=== Task directions ===
Every entry that follows needs to be repeated exactly.

=== Exercise inputs ===
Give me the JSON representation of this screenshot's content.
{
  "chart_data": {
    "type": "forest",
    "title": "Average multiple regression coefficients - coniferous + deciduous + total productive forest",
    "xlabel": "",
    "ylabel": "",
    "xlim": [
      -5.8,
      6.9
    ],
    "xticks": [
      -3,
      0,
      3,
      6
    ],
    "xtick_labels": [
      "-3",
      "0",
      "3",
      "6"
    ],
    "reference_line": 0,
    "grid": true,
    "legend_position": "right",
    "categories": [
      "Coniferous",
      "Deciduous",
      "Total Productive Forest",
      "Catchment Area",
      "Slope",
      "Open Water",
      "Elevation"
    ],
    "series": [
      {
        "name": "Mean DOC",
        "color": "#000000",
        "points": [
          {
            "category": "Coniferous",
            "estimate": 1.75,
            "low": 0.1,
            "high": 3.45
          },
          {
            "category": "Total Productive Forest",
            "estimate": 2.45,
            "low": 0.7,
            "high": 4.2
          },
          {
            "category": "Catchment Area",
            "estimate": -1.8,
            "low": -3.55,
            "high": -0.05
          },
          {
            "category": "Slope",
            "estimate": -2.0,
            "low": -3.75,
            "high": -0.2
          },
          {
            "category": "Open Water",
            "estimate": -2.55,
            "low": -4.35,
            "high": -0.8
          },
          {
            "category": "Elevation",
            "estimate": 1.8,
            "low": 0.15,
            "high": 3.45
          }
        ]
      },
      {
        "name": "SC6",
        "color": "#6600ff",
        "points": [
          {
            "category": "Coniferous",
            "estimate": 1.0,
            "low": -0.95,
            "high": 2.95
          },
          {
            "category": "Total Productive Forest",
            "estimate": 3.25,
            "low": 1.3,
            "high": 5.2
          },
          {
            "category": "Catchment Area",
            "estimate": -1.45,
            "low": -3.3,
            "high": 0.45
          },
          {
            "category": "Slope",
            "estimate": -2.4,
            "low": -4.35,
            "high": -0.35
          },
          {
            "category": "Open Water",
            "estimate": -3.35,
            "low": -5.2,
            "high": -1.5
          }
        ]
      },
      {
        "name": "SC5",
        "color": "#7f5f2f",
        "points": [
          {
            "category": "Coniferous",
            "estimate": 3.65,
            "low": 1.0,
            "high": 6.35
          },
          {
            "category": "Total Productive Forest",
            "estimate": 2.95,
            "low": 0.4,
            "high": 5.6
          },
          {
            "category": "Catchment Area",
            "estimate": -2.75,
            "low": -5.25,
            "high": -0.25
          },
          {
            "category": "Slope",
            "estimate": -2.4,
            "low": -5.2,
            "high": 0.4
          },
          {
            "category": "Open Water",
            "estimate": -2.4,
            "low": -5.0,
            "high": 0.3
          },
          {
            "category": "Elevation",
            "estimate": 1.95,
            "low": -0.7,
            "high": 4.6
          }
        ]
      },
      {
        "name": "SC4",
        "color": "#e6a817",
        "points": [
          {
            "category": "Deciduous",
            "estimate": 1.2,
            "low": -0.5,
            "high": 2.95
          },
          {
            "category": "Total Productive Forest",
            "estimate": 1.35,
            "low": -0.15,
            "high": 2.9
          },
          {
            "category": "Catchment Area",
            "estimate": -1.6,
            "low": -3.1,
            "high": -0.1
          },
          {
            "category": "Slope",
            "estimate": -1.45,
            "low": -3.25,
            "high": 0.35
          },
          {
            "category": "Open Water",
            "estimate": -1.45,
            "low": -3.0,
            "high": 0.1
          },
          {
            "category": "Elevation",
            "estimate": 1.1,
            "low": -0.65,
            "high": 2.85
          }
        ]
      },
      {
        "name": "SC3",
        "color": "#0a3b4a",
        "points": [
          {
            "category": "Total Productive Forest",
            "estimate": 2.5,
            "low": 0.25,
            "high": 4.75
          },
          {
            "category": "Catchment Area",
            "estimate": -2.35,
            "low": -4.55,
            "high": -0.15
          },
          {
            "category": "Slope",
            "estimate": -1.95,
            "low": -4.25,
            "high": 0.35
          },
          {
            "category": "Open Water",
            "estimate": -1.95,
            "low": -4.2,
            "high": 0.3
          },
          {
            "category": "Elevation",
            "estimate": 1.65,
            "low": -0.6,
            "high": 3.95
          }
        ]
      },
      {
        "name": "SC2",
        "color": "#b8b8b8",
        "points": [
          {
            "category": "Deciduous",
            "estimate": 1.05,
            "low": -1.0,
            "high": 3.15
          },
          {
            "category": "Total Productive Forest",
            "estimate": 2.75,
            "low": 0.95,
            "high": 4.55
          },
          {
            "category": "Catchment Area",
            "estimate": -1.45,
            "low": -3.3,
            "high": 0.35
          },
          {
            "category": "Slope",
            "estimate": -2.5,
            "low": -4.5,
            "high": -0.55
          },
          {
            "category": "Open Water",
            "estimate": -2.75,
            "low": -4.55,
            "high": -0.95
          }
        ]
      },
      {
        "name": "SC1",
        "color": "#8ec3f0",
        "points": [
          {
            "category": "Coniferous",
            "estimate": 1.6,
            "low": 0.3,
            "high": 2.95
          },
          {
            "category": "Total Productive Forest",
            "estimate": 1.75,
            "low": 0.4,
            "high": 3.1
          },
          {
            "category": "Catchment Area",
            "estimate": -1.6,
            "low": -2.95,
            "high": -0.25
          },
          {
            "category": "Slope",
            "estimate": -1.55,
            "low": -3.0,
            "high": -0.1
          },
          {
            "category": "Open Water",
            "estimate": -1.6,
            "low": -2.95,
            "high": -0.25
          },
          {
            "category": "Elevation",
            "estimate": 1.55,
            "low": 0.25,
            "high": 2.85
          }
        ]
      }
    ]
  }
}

=== Result below ===
Give me the JSON representation of this screenshot's content.
{
  "chart_data": {
    "type": "forest",
    "title": "Average multiple regression coefficients - coniferous + deciduous + total productive forest",
    "xlabel": "",
    "ylabel": "",
    "xlim": [
      -5.8,
      6.9
    ],
    "xticks": [
      -3,
      0,
      3,
      6
    ],
    "xtick_labels": [
      "-3",
      "0",
      "3",
      "6"
    ],
    "reference_line": 0,
    "grid": true,
    "legend_position": "right",
    "categories": [
      "Coniferous",
      "Deciduous",
      "Total Productive Forest",
      "Catchment Area",
      "Slope",
      "Open Water",
      "Elevation"
    ],
    "series": [
      {
        "name": "Mean DOC",
        "color": "#000000",
        "points": [
          {
            "category": "Coniferous",
            "estimate": 1.75,
            "low": 0.1,
            "high": 3.45
          },
          {
            "category": "Total Productive Forest",
            "estimate": 2.45,
            "low": 0.7,
            "high": 4.2
          },
          {
            "category": "Catchment Area",
            "estimate": -1.8,
            "low": -3.55,
            "high": -0.05
          },
          {
            "category": "Slope",
            "estimate": -2.0,
            "low": -3.75,
            "high": -0.2
          },
          {
            "category": "Open Water",
            "estimate": -2.55,
            "low": -4.35,
            "high": -0.8
          },
          {
            "category": "Elevation",
            "estimate": 1.8,
            "low": 0.15,
            "high": 3.45
          }
        ]
      },
      {
        "name": "SC6",
        "color": "#6600ff",
        "points": [
          {
            "category": "Coniferous",
            "estimate": 1.0,
            "low": -0.95,
            "high": 2.95
          },
          {
            "category": "Total Productive Forest",
            "estimate": 3.25,
            "low": 1.3,
            "high": 5.2
          },
          {
            "category": "Catchment Area",
            "estimate": -1.45,
            "low": -3.3,
            "high": 0.45
          },
          {
            "category": "Slope",
            "estimate": -2.4,
            "low": -4.35,
            "high": -0.35
          },
          {
            "category": "Open Water",
            "estimate": -3.35,
            "low": -5.2,
            "high": -1.5
          }
        ]
      },
      {
        "name": "SC5",
        "color": "#7f5f2f",
        "points": [
          {
            "category": "Coniferous",
            "estimate": 3.65,
            "low": 1.0,
            "high": 6.35
          },
          {
            "category": "Total Productive Forest",
            "estimate": 2.95,
            "low": 0.4,
            "high": 5.6
          },
          {
            "category": "Catchment Area",
            "estimate": -2.75,
            "low": -5.25,
            "high": -0.25
          },
          {
            "category": "Slope",
            "estimate": -2.4,
            "low": -5.2,
            "high": 0.4
          },
          {
            "category": "Open Water",
            "estimate": -2.4,
            "low": -5.0,
            "high": 0.3
          },
          {
            "category": "Elevation",
            "estimate": 1.95,
            "low": -0.7,
            "high": 4.6
          }
        ]
      },
      {
        "name": "SC4",
        "color": "#e6a817",
        "points": [
          {
            "category": "Deciduous",
            "estimate": 1.2,
            "low": -0.5,
            "high": 2.95
          },
          {
            "category": "Total Productive Forest",
            "estimate": 1.35,
            "low": -0.15,
            "high": 2.9
          },
          {
            "category": "Catchment Area",
            "estimate": -1.6,
            "low": -3.1,
            "high": -0.1
          },
          {
            "category": "Slope",
            "estimate": -1.45,
            "low": -3.25,
            "high": 0.35
          },
          {
            "category": "Open Water",
            "estimate": -1.45,
            "low": -3.0,
            "high": 0.1
          },
          {
            "category": "Elevation",
            "estimate": 1.1,
            "low": -0.65,
            "high": 2.85
          }
        ]
      },
      {
        "name": "SC3",
        "color": "#0a3b4a",
        "points": [
          {
            "category": "Total Productive Forest",
            "estimate": 2.5,
            "low": 0.25,
            "high": 4.75
          },
          {
            "category": "Catchment Area",
            "estimate": -2.35,
            "low": -4.55,
            "high": -0.15
          },
          {
            "category": "Slope",
            "estimate": -1.95,
            "low": -4.25,
            "high": 0.35
          },
          {
            "category": "Open Water",
            "estimate": -1.95,
            "low": -4.2,
            "high": 0.3
          },
          {
            "category": "Elevation",
            "estimate": 1.65,
            "low": -0.6,
            "high": 3.95
          }
        ]
      },
      {
        "name": "SC2",
        "color": "#b8b8b8",
        "points": [
          {
            "category": "Deciduous",
            "estimate": 1.05,
            "low": -1.0,
            "high": 3.15
          },
          {
            "category": "Total Productive Forest",
            "estimate": 2.75,
            "low": 0.95,
            "high": 4.55
          },
          {
            "category": "Catchment Area",
            "estimate": -1.45,
            "low": -3.3,
            "high": 0.35
          },
          {
            "category": "Slope",
            "estimate": -2.5,
            "low": -4.5,
            "high": -0.55
          },
          {
            "category": "Open Water",
            "estimate": -2.75,
            "low": -4.55,
            "high": -0.95
          }
        ]
      },
      {
        "name": "SC1",
        "color": "#8ec3f0",
        "points": [
          {
            "category": "Coniferous",
            "estimate": 1.6,
            "low": 0.3,
            "high": 2.95
          },
          {
            "category": "Total Productive Forest",
            "estimate": 1.75,
            "low": 0.4,
            "high": 3.1
          },
          {
            "category": "Catchment Area",
            "estimate": -1.6,
            "low": -2.95,
            "high": -0.25
          },
          {
            "category": "Slope",
            "estimate": -1.55,
            "low": -3.0,
            "high": -0.1
          },
          {
            "category": "Open Water",
            "estimate": -1.6,
            "low": -2.95,
            "high": -0.25
          },
          {
            "category": "Elevation",
            "estimate": 1.55,
            "low": 0.25,
            "high": 2.85
          }
        ]
      }
    ]
  }
}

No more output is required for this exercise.